── INFORMATION GIVEN ──

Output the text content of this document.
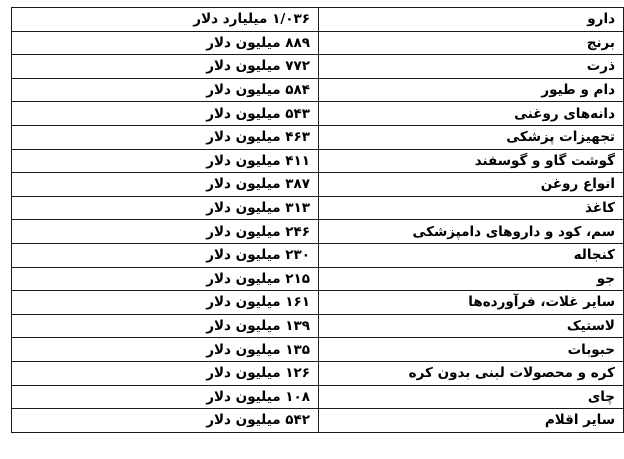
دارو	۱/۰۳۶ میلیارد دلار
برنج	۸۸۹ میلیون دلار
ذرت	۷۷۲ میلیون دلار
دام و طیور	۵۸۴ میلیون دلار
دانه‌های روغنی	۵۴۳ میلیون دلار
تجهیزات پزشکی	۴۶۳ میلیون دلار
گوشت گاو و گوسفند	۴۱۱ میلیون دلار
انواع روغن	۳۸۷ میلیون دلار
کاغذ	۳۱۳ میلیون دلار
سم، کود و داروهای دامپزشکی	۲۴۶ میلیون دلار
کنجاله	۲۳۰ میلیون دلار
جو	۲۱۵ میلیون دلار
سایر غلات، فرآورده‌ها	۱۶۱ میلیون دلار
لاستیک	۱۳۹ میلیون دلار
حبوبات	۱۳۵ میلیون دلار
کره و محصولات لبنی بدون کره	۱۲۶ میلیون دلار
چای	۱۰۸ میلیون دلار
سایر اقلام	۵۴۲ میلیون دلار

───
── INFORMATION GIVEN ──

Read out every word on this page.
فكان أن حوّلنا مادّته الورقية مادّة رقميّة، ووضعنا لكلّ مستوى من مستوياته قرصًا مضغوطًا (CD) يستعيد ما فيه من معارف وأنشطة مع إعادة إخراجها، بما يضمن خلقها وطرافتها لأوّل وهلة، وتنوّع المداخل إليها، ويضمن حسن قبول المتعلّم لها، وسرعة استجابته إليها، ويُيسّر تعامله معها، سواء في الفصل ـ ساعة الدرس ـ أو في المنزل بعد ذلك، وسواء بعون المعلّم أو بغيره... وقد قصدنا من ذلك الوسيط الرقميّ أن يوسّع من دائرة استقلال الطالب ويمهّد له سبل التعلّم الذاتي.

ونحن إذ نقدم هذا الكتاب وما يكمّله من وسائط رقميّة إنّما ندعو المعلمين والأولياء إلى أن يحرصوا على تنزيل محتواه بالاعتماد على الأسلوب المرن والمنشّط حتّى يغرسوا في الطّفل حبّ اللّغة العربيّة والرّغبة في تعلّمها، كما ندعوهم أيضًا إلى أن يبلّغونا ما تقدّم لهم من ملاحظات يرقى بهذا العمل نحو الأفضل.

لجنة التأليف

───
── INFORMATION GIVEN ──

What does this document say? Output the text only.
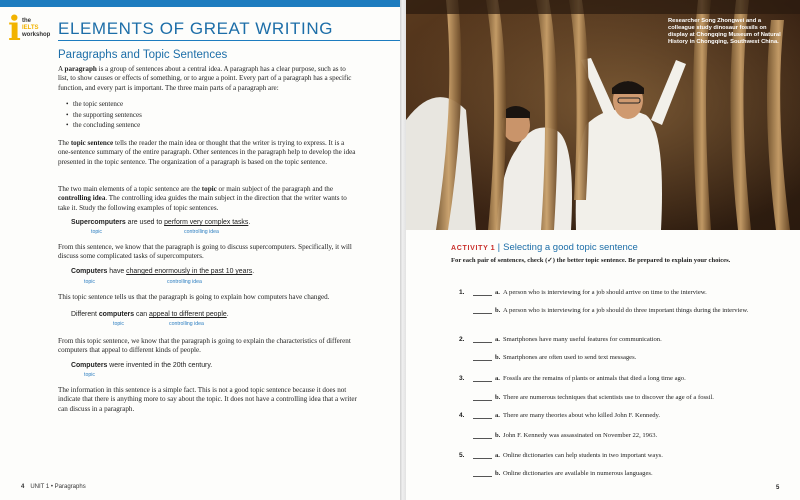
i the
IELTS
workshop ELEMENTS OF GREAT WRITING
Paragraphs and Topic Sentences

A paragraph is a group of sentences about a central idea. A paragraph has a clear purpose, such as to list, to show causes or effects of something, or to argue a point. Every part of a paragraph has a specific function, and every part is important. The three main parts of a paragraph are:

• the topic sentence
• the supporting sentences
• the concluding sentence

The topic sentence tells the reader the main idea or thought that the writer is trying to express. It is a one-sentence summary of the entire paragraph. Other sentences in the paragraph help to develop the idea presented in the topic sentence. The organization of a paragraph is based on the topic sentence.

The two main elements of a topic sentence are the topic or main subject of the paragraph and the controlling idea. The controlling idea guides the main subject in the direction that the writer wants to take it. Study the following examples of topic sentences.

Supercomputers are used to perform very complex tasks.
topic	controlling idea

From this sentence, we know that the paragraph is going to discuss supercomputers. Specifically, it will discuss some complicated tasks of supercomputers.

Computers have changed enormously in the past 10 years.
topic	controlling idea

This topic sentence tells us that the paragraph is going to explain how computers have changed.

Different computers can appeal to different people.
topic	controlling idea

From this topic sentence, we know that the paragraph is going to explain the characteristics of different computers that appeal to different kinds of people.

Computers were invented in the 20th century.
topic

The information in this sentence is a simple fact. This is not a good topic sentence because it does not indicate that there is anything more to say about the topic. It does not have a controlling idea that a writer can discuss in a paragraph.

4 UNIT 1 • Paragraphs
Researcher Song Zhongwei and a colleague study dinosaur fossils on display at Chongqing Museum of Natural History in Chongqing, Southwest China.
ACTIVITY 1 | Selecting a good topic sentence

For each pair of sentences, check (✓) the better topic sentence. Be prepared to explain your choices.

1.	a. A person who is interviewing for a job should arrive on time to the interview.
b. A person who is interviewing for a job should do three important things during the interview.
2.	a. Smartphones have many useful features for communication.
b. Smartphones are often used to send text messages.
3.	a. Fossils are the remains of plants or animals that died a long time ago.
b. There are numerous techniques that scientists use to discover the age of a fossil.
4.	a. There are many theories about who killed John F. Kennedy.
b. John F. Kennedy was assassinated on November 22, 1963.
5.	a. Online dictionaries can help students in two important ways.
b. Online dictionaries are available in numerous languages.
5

───

• [STATED PROBLEM]: Pick out the lines containing the word "From" and show them.

• [RESULT]:
From this sentence, we know that the paragraph is going to discuss supercomputers. Specifically, it will discuss some complicated tasks of supercomputers.
From this topic sentence, we know that the paragraph is going to explain the characteristics of different computers that appeal to different kinds of people.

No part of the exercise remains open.